=== Section Start ===
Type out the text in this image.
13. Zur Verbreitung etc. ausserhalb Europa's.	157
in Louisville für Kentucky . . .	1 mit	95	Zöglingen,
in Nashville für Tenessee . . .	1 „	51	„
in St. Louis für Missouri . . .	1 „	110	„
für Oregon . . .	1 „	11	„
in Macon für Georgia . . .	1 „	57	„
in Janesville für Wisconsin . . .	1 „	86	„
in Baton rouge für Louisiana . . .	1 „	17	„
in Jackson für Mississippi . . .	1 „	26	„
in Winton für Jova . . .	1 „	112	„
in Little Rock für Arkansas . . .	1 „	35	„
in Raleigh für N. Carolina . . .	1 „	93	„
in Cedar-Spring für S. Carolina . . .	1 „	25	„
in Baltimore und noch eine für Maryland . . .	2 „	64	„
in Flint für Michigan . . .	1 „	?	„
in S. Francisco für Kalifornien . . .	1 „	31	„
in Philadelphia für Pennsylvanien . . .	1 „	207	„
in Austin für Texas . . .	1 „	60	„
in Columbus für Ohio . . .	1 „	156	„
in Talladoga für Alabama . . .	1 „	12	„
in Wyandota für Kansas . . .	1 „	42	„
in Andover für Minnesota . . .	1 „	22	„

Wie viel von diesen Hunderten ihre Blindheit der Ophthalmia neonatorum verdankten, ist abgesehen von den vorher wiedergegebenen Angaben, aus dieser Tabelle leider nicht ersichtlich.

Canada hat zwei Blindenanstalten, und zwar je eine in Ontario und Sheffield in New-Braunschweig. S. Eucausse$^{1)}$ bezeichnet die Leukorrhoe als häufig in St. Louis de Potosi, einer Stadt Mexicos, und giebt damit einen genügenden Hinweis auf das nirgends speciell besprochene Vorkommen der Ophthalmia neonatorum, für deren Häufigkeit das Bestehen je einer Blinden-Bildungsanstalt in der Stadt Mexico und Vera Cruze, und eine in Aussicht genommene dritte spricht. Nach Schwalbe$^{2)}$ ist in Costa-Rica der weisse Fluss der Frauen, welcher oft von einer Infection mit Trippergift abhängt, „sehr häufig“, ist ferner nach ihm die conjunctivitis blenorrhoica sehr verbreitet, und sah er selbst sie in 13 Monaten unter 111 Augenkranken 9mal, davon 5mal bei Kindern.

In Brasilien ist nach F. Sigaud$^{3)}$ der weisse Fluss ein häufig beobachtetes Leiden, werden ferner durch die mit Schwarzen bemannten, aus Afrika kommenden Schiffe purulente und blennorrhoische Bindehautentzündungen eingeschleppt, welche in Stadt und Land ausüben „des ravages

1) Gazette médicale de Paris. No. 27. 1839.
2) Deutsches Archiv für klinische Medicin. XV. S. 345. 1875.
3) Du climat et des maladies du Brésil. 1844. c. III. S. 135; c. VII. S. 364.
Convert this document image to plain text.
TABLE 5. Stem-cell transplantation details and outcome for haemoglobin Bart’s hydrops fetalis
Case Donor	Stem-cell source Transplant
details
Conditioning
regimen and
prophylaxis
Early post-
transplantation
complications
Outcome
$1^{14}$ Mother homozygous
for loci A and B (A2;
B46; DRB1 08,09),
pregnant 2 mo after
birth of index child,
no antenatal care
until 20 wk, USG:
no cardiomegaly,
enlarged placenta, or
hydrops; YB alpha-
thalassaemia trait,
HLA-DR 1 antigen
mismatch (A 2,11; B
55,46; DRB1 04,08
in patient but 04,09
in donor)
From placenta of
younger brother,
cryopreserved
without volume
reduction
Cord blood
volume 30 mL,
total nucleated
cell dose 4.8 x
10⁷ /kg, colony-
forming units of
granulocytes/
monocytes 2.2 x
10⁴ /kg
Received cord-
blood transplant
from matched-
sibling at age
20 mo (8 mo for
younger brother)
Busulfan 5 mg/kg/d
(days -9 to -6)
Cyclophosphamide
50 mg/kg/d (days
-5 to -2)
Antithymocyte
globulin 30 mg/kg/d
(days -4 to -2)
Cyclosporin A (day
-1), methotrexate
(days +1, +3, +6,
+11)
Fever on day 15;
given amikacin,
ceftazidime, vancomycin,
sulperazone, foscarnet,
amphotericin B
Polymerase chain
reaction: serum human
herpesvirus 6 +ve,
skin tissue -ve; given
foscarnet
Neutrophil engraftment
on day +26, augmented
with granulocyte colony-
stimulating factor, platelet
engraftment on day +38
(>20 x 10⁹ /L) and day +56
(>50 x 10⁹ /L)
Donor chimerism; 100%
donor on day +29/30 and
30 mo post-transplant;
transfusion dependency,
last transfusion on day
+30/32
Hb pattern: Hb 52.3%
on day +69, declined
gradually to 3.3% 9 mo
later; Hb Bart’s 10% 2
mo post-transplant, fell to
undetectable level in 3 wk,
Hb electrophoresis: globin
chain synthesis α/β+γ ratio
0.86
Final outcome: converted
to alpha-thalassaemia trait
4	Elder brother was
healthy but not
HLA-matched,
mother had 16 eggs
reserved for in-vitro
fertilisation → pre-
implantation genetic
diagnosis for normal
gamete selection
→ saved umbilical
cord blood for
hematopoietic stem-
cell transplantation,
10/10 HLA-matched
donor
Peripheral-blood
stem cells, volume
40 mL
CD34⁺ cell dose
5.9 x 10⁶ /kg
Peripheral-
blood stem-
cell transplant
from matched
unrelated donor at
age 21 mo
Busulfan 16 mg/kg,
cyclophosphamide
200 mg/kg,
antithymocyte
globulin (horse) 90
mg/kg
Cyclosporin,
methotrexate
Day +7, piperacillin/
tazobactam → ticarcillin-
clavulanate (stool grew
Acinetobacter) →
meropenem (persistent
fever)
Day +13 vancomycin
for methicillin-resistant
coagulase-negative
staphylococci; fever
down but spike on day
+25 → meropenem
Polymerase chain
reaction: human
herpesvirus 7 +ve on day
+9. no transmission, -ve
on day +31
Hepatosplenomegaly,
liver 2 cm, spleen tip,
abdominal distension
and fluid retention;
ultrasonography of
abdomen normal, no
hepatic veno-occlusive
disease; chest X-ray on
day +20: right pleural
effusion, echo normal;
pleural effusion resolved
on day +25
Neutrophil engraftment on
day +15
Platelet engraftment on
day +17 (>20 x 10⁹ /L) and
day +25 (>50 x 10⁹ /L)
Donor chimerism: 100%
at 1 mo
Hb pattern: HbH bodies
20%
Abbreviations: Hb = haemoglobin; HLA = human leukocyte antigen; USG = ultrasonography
=== Section End ===
**Task objective**
The output is every entry, printed exactly as it reads.

**Solution to this task**
Type out the text in this image.
13. Zur Verbreitung etc. ausserhalb Europa's.	157
in Louisville für Kentucky . . .	1 mit	95	Zöglingen,
in Nashville für Tenessee . . .	1 „	51	„
in St. Louis für Missouri . . .	1 „	110	„
für Oregon . . .	1 „	11	„
in Macon für Georgia . . .	1 „	57	„
in Janesville für Wisconsin . . .	1 „	86	„
in Baton rouge für Louisiana . . .	1 „	17	„
in Jackson für Mississippi . . .	1 „	26	„
in Winton für Jova . . .	1 „	112	„
in Little Rock für Arkansas . . .	1 „	35	„
in Raleigh für N. Carolina . . .	1 „	93	„
in Cedar-Spring für S. Carolina . . .	1 „	25	„
in Baltimore und noch eine für Maryland . . .	2 „	64	„
in Flint für Michigan . . .	1 „	?	„
in S. Francisco für Kalifornien . . .	1 „	31	„
in Philadelphia für Pennsylvanien . . .	1 „	207	„
in Austin für Texas . . .	1 „	60	„
in Columbus für Ohio . . .	1 „	156	„
in Talladoga für Alabama . . .	1 „	12	„
in Wyandota für Kansas . . .	1 „	42	„
in Andover für Minnesota . . .	1 „	22	„

Wie viel von diesen Hunderten ihre Blindheit der Ophthalmia neonatorum verdankten, ist abgesehen von den vorher wiedergegebenen Angaben, aus dieser Tabelle leider nicht ersichtlich.

Canada hat zwei Blindenanstalten, und zwar je eine in Ontario und Sheffield in New-Braunschweig. S. Eucausse$^{1)}$ bezeichnet die Leukorrhoe als häufig in St. Louis de Potosi, einer Stadt Mexicos, und giebt damit einen genügenden Hinweis auf das nirgends speciell besprochene Vorkommen der Ophthalmia neonatorum, für deren Häufigkeit das Bestehen je einer Blinden-Bildungsanstalt in der Stadt Mexico und Vera Cruze, und eine in Aussicht genommene dritte spricht. Nach Schwalbe$^{2)}$ ist in Costa-Rica der weisse Fluss der Frauen, welcher oft von einer Infection mit Trippergift abhängt, „sehr häufig“, ist ferner nach ihm die conjunctivitis blenorrhoica sehr verbreitet, und sah er selbst sie in 13 Monaten unter 111 Augenkranken 9mal, davon 5mal bei Kindern.

In Brasilien ist nach F. Sigaud$^{3)}$ der weisse Fluss ein häufig beobachtetes Leiden, werden ferner durch die mit Schwarzen bemannten, aus Afrika kommenden Schiffe purulente und blennorrhoische Bindehautentzündungen eingeschleppt, welche in Stadt und Land ausüben „des ravages

1) Gazette médicale de Paris. No. 27. 1839.
2) Deutsches Archiv für klinische Medicin. XV. S. 345. 1875.
3) Du climat et des maladies du Brésil. 1844. c. III. S. 135; c. VII. S. 364.
Convert this document image to plain text.
TABLE 5. Stem-cell transplantation details and outcome for haemoglobin Bart’s hydrops fetalis
Case Donor	Stem-cell source Transplant
details
Conditioning
regimen and
prophylaxis
Early post-
transplantation
complications
Outcome
$1^{14}$ Mother homozygous
for loci A and B (A2;
B46; DRB1 08,09),
pregnant 2 mo after
birth of index child,
no antenatal care
until 20 wk, USG:
no cardiomegaly,
enlarged placenta, or
hydrops; YB alpha-
thalassaemia trait,
HLA-DR 1 antigen
mismatch (A 2,11; B
55,46; DRB1 04,08
in patient but 04,09
in donor)
From placenta of
younger brother,
cryopreserved
without volume
reduction
Cord blood
volume 30 mL,
total nucleated
cell dose 4.8 x
10⁷ /kg, colony-
forming units of
granulocytes/
monocytes 2.2 x
10⁴ /kg
Received cord-
blood transplant
from matched-
sibling at age
20 mo (8 mo for
younger brother)
Busulfan 5 mg/kg/d
(days -9 to -6)
Cyclophosphamide
50 mg/kg/d (days
-5 to -2)
Antithymocyte
globulin 30 mg/kg/d
(days -4 to -2)
Cyclosporin A (day
-1), methotrexate
(days +1, +3, +6,
+11)
Fever on day 15;
given amikacin,
ceftazidime, vancomycin,
sulperazone, foscarnet,
amphotericin B
Polymerase chain
reaction: serum human
herpesvirus 6 +ve,
skin tissue -ve; given
foscarnet
Neutrophil engraftment
on day +26, augmented
with granulocyte colony-
stimulating factor, platelet
engraftment on day +38
(>20 x 10⁹ /L) and day +56
(>50 x 10⁹ /L)
Donor chimerism; 100%
donor on day +29/30 and
30 mo post-transplant;
transfusion dependency,
last transfusion on day
+30/32
Hb pattern: Hb 52.3%
on day +69, declined
gradually to 3.3% 9 mo
later; Hb Bart’s 10% 2
mo post-transplant, fell to
undetectable level in 3 wk,
Hb electrophoresis: globin
chain synthesis α/β+γ ratio
0.86
Final outcome: converted
to alpha-thalassaemia trait
4	Elder brother was
healthy but not
HLA-matched,
mother had 16 eggs
reserved for in-vitro
fertilisation → pre-
implantation genetic
diagnosis for normal
gamete selection
→ saved umbilical
cord blood for
hematopoietic stem-
cell transplantation,
10/10 HLA-matched
donor
Peripheral-blood
stem cells, volume
40 mL
CD34⁺ cell dose
5.9 x 10⁶ /kg
Peripheral-
blood stem-
cell transplant
from matched
unrelated donor at
age 21 mo
Busulfan 16 mg/kg,
cyclophosphamide
200 mg/kg,
antithymocyte
globulin (horse) 90
mg/kg
Cyclosporin,
methotrexate
Day +7, piperacillin/
tazobactam → ticarcillin-
clavulanate (stool grew
Acinetobacter) →
meropenem (persistent
fever)
Day +13 vancomycin
for methicillin-resistant
coagulase-negative
staphylococci; fever
down but spike on day
+25 → meropenem
Polymerase chain
reaction: human
herpesvirus 7 +ve on day
+9. no transmission, -ve
on day +31
Hepatosplenomegaly,
liver 2 cm, spleen tip,
abdominal distension
and fluid retention;
ultrasonography of
abdomen normal, no
hepatic veno-occlusive
disease; chest X-ray on
day +20: right pleural
effusion, echo normal;
pleural effusion resolved
on day +25
Neutrophil engraftment on
day +15
Platelet engraftment on
day +17 (>20 x 10⁹ /L) and
day +25 (>50 x 10⁹ /L)
Donor chimerism: 100%
at 1 mo
Hb pattern: HbH bodies
20%
Abbreviations: Hb = haemoglobin; HLA = human leukocyte antigen; USG = ultrasonography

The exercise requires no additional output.